* [Task statement] Search the data for "number". Each line containing it is to be copied.
** Provided data follows **
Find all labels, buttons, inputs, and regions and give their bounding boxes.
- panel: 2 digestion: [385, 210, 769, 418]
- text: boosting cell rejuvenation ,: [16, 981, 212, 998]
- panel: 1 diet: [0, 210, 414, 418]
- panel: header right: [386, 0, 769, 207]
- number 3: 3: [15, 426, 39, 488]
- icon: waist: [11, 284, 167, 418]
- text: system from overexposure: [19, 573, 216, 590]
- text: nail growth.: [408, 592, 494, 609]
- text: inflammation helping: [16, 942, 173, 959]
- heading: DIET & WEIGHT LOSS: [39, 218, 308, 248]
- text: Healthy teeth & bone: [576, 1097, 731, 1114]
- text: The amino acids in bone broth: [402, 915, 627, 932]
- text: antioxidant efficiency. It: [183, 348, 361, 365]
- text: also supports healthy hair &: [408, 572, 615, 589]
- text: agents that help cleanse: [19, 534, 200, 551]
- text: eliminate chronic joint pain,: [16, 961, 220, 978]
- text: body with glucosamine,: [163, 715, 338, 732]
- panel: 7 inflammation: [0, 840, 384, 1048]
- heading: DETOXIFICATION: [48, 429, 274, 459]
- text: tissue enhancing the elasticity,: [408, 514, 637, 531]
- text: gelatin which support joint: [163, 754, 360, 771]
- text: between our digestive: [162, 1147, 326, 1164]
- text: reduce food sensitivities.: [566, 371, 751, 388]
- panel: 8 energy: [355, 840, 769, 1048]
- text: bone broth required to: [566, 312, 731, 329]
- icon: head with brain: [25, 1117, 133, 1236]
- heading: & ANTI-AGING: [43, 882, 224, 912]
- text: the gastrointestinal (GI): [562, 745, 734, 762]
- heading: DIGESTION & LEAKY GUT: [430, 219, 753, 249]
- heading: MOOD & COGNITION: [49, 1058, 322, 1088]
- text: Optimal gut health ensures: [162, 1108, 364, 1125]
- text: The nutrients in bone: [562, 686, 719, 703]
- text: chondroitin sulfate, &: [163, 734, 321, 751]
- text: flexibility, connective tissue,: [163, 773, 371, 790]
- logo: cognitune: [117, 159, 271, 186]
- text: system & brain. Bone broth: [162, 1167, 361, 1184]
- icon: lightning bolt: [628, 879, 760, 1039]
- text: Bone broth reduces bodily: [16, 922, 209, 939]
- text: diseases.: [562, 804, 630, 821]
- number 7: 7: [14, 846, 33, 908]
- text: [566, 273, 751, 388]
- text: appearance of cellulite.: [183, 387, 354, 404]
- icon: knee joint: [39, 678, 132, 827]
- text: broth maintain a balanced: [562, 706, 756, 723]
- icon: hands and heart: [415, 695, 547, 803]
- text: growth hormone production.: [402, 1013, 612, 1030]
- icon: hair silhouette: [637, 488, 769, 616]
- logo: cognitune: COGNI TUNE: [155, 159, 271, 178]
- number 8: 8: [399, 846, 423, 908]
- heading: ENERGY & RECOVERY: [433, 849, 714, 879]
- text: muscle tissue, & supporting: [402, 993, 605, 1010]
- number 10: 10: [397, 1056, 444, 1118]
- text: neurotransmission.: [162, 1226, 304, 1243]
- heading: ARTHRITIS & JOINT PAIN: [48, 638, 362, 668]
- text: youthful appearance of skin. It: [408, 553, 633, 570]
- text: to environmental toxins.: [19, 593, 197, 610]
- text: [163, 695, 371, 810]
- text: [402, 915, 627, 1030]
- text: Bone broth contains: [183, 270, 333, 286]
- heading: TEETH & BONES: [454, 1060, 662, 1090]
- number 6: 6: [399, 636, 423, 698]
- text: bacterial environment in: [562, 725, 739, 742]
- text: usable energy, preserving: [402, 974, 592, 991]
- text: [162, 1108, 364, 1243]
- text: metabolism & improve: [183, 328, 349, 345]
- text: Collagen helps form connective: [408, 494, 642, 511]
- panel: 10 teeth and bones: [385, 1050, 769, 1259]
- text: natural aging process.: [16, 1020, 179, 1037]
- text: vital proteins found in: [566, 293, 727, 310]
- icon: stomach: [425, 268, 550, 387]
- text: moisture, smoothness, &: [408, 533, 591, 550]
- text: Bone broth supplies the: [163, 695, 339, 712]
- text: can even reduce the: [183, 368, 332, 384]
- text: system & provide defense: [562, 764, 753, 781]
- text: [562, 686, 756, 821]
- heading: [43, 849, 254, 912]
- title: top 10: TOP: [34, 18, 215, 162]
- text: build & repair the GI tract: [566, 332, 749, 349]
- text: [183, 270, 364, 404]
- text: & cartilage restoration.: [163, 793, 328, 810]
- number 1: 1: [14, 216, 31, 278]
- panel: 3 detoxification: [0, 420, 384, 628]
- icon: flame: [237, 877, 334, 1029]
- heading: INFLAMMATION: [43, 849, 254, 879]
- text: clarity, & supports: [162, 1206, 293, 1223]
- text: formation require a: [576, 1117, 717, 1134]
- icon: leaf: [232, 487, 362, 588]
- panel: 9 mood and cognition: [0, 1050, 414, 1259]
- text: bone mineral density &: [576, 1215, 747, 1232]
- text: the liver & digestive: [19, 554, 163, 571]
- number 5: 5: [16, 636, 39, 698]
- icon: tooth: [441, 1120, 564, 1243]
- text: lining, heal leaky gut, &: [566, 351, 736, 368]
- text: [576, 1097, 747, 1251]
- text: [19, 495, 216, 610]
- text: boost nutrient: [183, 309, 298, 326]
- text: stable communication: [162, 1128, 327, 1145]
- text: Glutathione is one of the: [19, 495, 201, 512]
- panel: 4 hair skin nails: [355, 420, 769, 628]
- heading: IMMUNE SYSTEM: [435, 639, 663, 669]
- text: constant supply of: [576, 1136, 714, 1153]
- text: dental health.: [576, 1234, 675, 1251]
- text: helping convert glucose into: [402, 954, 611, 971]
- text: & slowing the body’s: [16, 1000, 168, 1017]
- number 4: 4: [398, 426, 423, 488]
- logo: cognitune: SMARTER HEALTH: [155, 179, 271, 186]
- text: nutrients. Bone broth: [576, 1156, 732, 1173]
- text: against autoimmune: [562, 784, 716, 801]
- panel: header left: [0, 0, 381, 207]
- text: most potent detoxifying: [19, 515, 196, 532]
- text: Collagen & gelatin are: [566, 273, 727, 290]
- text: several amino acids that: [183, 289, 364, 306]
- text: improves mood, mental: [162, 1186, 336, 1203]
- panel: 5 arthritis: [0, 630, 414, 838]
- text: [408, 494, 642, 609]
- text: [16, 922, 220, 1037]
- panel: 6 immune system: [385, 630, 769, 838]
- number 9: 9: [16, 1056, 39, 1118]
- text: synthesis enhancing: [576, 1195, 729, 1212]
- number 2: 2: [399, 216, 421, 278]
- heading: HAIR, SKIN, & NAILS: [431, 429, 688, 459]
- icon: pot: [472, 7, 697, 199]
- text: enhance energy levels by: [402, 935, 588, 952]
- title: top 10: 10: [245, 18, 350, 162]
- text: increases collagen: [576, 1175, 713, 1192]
** End of Provided data **
* [Exercise output]
- number 3: 3: [15, 426, 39, 488]
- number 7: 7: [14, 846, 33, 908]
- number 8: 8: [399, 846, 423, 908]
- number 10: 10: [397, 1056, 444, 1118]
- number 6: 6: [399, 636, 423, 698]
- number 1: 1: [14, 216, 31, 278]
- number 5: 5: [16, 636, 39, 698]
- number 4: 4: [398, 426, 423, 488]
- number 9: 9: [16, 1056, 39, 1118]
- number 2: 2: [399, 216, 421, 278]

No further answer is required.